→ **Provided text**

◆ ◆ ◆

In 2001, Edgewood hosts a conference on Black women writers, featuring author readings, musical performances, book signings, and a panel discussion. Keynote speaker A'Lelia Bundles (below left), a journalist and news producer, had recently published a biography of her great-great-grandmother, Madam C.J. Walker, who is widely cited as the first female self-made millionaire in the United States.

Attallah Shabazz (below right), daughter of Malcolm X, speaks at a Black History Month presentation in the Edgedome in 1990.

A'Lelia Bundles autographs a copy of her book for a woman and her two daughtersAttallah Shabazz speaking at a podium

In the 1960s and 1970s, Edgewood’s enrollment of Black students triples. African American students come not only from Madison and Milwaukee but also from Chicago, Miami, and San Diego. Many countries in Africa and the African diaspora are represented, with international students arriving from Liberia, Nigeria, Ghana, and Trinidad.

◆ ◆ ◆

→ **Entries supplied**
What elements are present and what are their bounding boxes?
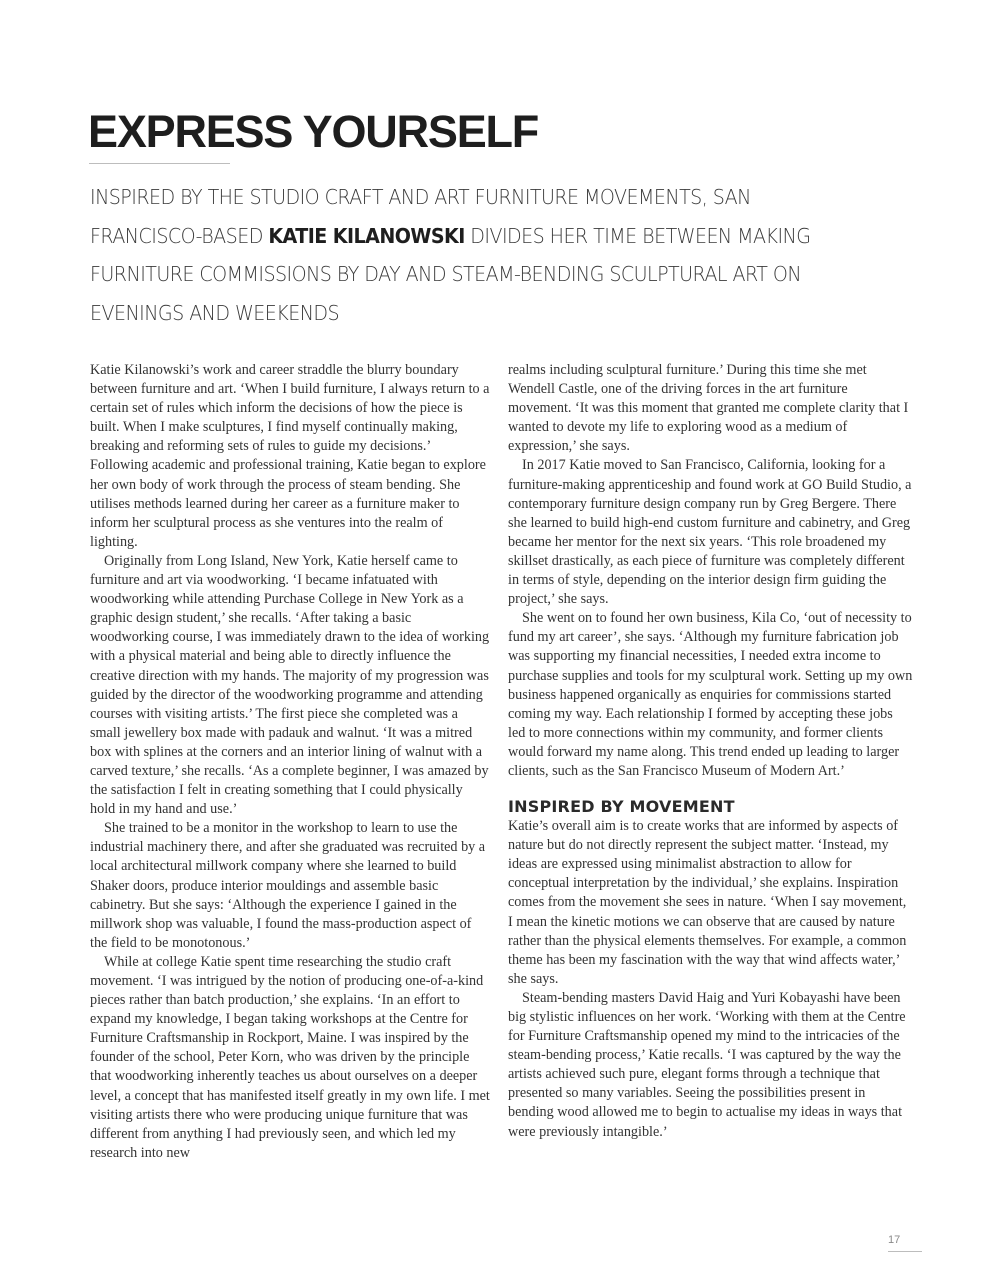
section-subhead: INSPIRED BY MOVEMENT bbox=[508, 797, 735, 817]
article-title: EXPRESS YOURSELF bbox=[88, 106, 539, 157]
standfirst-lead: INSPIRED BY THE STUDIO CRAFT AND ART FURNITURE MOVEMENTS, SAN FRANCISCO-BASED bbox=[90, 185, 751, 248]
body-column-right bbox=[508, 361, 913, 1142]
paragraph: Katie’s overall aim is to create works that are informed by aspects of nature but do not directly represent the subject matter. ‘Instead, my ideas are expressed using minimalist abstraction to allow for conceptual interpretation by the individual,’ she explains. Inspiration comes from the movement she sees in nature. ‘When I say movement, I mean the kinetic motions we can observe that are caused by nature rather than the physical elements themselves. For example, a common theme has been my fascination with the way that wind affects water,’ she says. bbox=[508, 818, 907, 987]
paragraph: Originally from Long Island, New York, Katie herself came to furniture and art via woodworking. ‘I became infatuated with woodworking while attending Purchase College in New York as a graphic design student,’ she recalls. ‘After taking a basic woodworking course, I was immediately drawn to the idea of working with a physical material and being able to directly influence the creative direction with my hands. The majority of my progression was guided by the director of the woodworking programme and attending courses with visiting artists.’ The first piece she completed was a small jewellery box made with padauk and walnut. ‘It was a mitred box with splines at the corners and an interior lining of walnut with a carved texture,’ she recalls. ‘As a complete beginner, I was amazed by the satisfaction I felt in creating something that I could physically hold in my hand and use.’ bbox=[90, 552, 490, 818]
body-column-left bbox=[90, 361, 490, 1163]
standfirst-tail: DIVIDES HER TIME BETWEEN MAKING FURNITURE COMMISSIONS BY DAY AND STEAM-BENDING SCULPTURAL ART ON EVENINGS AND WEEKENDS bbox=[90, 223, 811, 325]
paragraph: Steam-bending masters David Haig and Yuri Kobayashi have been big stylistic influences on her work. ‘Working with them at the Centre for Furniture Craftsmanship opened my mind to the intricacies of the steam-bending process,’ Katie recalls. ‘I was captured by the way the artists achieved such pure, elegant forms through a technique that presented so many variables. Seeing the possibilities present in bending wood allowed me to begin to actualise my ideas in ways that were previously intangible.’ bbox=[508, 989, 906, 1140]
standfirst bbox=[90, 178, 834, 332]
paragraph: realms including sculptural furniture.’ During this time she met Wendell Castle, one of the driving forces in the art furniture movement. ‘It was this moment that granted me complete clarity that I wanted to devote my life to exploring wood as a medium of expression,’ she says. bbox=[508, 362, 909, 455]
subject-name: KATIE KILANOWSKI bbox=[268, 223, 465, 248]
title-divider bbox=[89, 163, 230, 164]
page-number: 17 bbox=[888, 1234, 901, 1246]
paragraph: Katie Kilanowski’s work and career straddle the blurry boundary between furniture and art. ‘When I build furniture, I always return to a certain set of rules which inform the decisions of how the piece is built. When I make sculptures, I find myself continually making, breaking and reforming sets of rules to guide my decisions.’ Following academic and professional training, Katie began to explore her own body of work through the process of steam bending. She utilises methods learned during her career as a furniture maker to inform her sculptural process as she ventures into the realm of lighting. bbox=[90, 362, 490, 550]
paragraph: She trained to be a monitor in the workshop to learn to use the industrial machinery there, and after she graduated was recruited by a local architectural millwork company where she learned to build Shaker doors, produce interior mouldings and assemble basic cabinetry. But she says: ‘Although the experience I gained in the millwork shop was valuable, I found the mass-production aspect of the field to be monotonous.’ bbox=[90, 820, 486, 951]
paragraph: While at college Katie spent time researching the studio craft movement. ‘I was intrigued by the notion of producing one-of-a-kind pieces rather than batch production,’ she explains. ‘In an effort to expand my knowledge, I began taking workshops at the Centre for Furniture Craftsmanship in Rockport, Maine. I was inspired by the founder of the school, Peter Korn, who was driven by the principle that woodworking inherently teaches us about ourselves on a deeper level, a concept that has manifested itself greatly in my own life. I met visiting artists there who were producing unique furniture that was different from anything I had previously seen, and which led my research into new bbox=[90, 953, 490, 1161]
paragraph: She went on to found her own business, Kila Co, ‘out of necessity to fund my art career’, she says. ‘Although my furniture fabrication job was supporting my financial necessities, I needed extra income to purchase supplies and tools for my sculptural work. Setting up my own business happened organically as enquiries for commissions started coming my way. Each relationship I formed by accepting these jobs led to more connections within my community, and former clients would forward my name along. This trend ended up leading to larger clients, such as the San Francisco Museum of Modern Art.’ bbox=[508, 610, 913, 779]
paragraph: In 2017 Katie moved to San Francisco, California, looking for a furniture-making apprenticeship and found work at GO Build Studio, a contemporary furniture design company run by Greg Bergere. There she learned to build high-end custom furniture and cabinetry, and Greg became her mentor for the next six years. ‘This role broadened my skillset drastically, as each piece of furniture was completely different in terms of style, depending on the interior design firm guiding the project,’ she says. bbox=[508, 457, 912, 608]
page-number-rule bbox=[888, 1251, 922, 1252]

◆ ◆ ◆

→ **What is being asked**
Write out the Edgewood history passage word for word, from "In 2001, Edgewood" up to and including "the United States.".

→ **Response to this exercise**
In 2001, Edgewood hosts a conference on Black women writers, featuring author readings, musical performances, book signings, and a panel discussion. Keynote speaker A'Lelia Bundles (below left), a journalist and news producer, had recently published a biography of her great-great-grandmother, Madam C.J. Walker, who is widely cited as the first female self-made millionaire in the United States.